┌─ Record set

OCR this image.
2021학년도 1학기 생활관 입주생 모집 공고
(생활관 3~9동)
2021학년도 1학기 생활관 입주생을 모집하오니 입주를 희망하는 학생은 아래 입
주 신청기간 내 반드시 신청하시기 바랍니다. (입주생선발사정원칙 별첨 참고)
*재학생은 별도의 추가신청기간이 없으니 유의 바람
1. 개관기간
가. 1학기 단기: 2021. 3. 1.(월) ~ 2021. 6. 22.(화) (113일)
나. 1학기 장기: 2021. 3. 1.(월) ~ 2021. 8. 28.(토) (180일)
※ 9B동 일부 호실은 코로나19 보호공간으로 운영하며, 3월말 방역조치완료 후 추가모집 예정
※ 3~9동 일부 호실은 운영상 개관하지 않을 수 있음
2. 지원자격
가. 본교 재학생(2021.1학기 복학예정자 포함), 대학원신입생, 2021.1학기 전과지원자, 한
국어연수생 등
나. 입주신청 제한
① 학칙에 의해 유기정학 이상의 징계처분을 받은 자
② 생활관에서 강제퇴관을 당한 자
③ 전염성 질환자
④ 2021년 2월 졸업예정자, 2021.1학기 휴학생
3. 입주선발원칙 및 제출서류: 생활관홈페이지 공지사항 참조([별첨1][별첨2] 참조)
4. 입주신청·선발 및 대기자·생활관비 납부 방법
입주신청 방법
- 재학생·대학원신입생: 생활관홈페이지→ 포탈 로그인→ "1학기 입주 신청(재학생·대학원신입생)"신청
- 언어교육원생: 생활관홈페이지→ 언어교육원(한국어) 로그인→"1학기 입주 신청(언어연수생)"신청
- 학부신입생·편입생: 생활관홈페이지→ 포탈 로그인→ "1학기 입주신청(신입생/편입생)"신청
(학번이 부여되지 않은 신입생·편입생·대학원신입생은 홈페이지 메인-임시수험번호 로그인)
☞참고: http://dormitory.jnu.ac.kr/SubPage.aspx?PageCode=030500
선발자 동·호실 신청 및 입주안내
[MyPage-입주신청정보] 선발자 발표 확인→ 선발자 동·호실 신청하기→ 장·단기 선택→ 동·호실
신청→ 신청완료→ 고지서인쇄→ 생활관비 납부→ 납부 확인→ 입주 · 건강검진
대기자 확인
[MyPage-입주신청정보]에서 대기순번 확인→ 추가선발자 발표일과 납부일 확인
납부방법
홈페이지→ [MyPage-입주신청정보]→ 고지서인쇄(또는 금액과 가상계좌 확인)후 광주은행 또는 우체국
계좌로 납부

└─

* Objective:
Each entry above is to be quoted exactly.

* Written response:
OCR this image.
2021학년도 1학기 생활관 입주생 모집 공고
(생활관 3~9동)
2021학년도 1학기 생활관 입주생을 모집하오니 입주를 희망하는 학생은 아래 입
주 신청기간 내 반드시 신청하시기 바랍니다. (입주생선발사정원칙 별첨 참고)
*재학생은 별도의 추가신청기간이 없으니 유의 바람
1. 개관기간
가. 1학기 단기: 2021. 3. 1.(월) ~ 2021. 6. 22.(화) (113일)
나. 1학기 장기: 2021. 3. 1.(월) ~ 2021. 8. 28.(토) (180일)
※ 9B동 일부 호실은 코로나19 보호공간으로 운영하며, 3월말 방역조치완료 후 추가모집 예정
※ 3~9동 일부 호실은 운영상 개관하지 않을 수 있음
2. 지원자격
가. 본교 재학생(2021.1학기 복학예정자 포함), 대학원신입생, 2021.1학기 전과지원자, 한
국어연수생 등
나. 입주신청 제한
① 학칙에 의해 유기정학 이상의 징계처분을 받은 자
② 생활관에서 강제퇴관을 당한 자
③ 전염성 질환자
④ 2021년 2월 졸업예정자, 2021.1학기 휴학생
3. 입주선발원칙 및 제출서류: 생활관홈페이지 공지사항 참조([별첨1][별첨2] 참조)
4. 입주신청·선발 및 대기자·생활관비 납부 방법
입주신청 방법
- 재학생·대학원신입생: 생활관홈페이지→ 포탈 로그인→ "1학기 입주 신청(재학생·대학원신입생)"신청
- 언어교육원생: 생활관홈페이지→ 언어교육원(한국어) 로그인→"1학기 입주 신청(언어연수생)"신청
- 학부신입생·편입생: 생활관홈페이지→ 포탈 로그인→ "1학기 입주신청(신입생/편입생)"신청
(학번이 부여되지 않은 신입생·편입생·대학원신입생은 홈페이지 메인-임시수험번호 로그인)
☞참고: http://dormitory.jnu.ac.kr/SubPage.aspx?PageCode=030500
선발자 동·호실 신청 및 입주안내
[MyPage-입주신청정보] 선발자 발표 확인→ 선발자 동·호실 신청하기→ 장·단기 선택→ 동·호실
신청→ 신청완료→ 고지서인쇄→ 생활관비 납부→ 납부 확인→ 입주 · 건강검진
대기자 확인
[MyPage-입주신청정보]에서 대기순번 확인→ 추가선발자 발표일과 납부일 확인
납부방법
홈페이지→ [MyPage-입주신청정보]→ 고지서인쇄(또는 금액과 가상계좌 확인)후 광주은행 또는 우체국
계좌로 납부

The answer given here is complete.